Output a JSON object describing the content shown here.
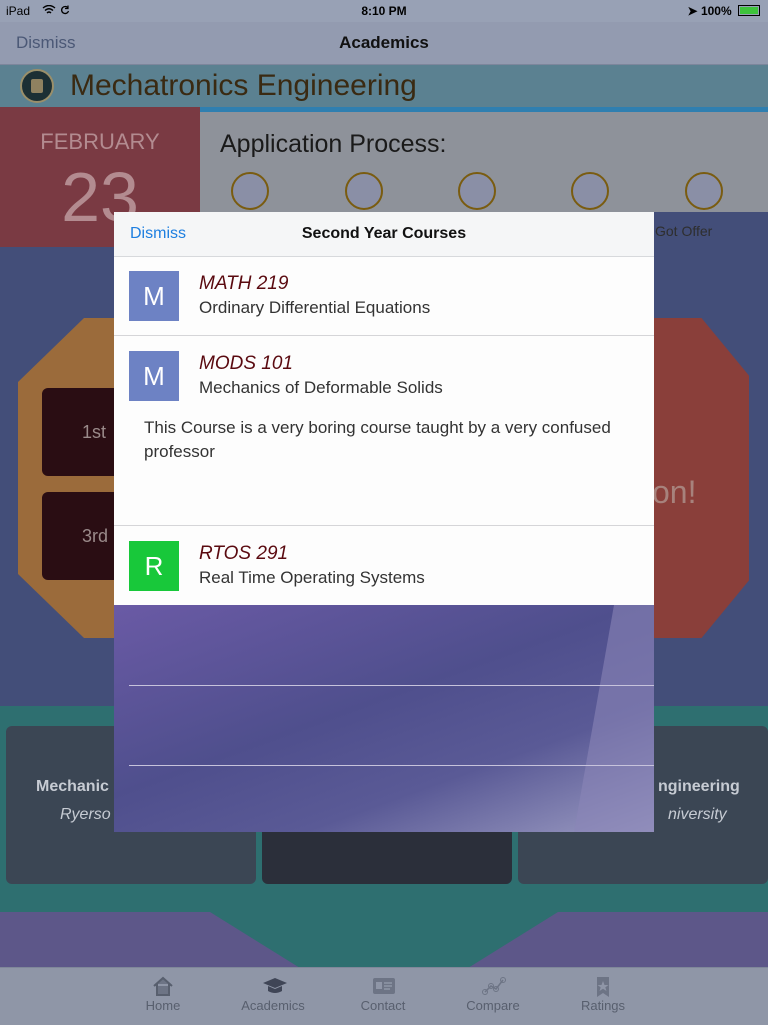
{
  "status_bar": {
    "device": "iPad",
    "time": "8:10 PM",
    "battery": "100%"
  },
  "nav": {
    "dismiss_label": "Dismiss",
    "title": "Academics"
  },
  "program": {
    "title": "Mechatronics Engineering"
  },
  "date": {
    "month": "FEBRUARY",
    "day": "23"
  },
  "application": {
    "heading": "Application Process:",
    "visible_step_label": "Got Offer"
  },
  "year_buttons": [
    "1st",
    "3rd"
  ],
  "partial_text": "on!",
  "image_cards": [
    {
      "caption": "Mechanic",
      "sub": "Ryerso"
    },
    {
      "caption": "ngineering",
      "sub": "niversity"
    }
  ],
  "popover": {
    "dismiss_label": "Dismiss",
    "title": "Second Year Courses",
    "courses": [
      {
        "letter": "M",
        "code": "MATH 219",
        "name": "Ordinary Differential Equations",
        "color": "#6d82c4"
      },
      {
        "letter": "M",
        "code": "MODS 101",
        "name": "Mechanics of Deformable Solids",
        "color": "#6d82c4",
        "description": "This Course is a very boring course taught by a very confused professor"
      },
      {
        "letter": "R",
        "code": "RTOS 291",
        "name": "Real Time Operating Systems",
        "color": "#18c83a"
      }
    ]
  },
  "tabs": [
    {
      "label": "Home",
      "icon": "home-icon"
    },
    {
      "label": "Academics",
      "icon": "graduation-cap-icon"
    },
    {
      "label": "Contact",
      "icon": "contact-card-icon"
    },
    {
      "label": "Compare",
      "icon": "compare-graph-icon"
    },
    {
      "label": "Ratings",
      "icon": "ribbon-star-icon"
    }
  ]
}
★ ★ ★ ★
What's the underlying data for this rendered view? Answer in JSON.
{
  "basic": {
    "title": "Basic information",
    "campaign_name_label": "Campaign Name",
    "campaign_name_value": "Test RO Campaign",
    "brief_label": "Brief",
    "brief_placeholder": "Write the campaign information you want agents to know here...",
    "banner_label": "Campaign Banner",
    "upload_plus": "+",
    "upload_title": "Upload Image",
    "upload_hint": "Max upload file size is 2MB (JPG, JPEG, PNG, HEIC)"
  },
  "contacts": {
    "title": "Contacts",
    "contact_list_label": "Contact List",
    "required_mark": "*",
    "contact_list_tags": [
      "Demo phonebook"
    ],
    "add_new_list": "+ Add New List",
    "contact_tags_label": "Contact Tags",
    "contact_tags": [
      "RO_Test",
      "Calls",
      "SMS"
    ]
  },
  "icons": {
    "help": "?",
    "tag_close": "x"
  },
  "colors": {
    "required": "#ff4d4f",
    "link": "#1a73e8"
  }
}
★ ★ ★ ★
**Stated task**
Pull out all lines containing the word "code" from the entries above.

**Output for this task**
        "code": "MATH 219",
        "code": "MODS 101",
        "code": "RTOS 291",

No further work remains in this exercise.